### Stated exercise
Where the word "color" occurs in a line, return that line.

----- Rows -----

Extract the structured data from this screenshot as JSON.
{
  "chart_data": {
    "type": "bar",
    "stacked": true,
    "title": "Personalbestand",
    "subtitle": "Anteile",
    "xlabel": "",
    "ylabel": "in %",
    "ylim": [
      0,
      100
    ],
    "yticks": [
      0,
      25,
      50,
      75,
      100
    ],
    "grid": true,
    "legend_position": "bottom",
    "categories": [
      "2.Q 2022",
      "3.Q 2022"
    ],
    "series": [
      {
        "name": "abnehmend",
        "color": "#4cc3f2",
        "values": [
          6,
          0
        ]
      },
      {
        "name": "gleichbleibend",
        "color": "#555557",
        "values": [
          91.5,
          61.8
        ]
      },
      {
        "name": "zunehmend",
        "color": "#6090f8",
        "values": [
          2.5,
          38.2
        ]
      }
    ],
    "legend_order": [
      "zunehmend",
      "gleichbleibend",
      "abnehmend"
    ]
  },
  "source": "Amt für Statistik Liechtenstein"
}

-----

### Written solution
        "color": "#4cc3f2",
        "color": "#555557",
        "color": "#6090f8",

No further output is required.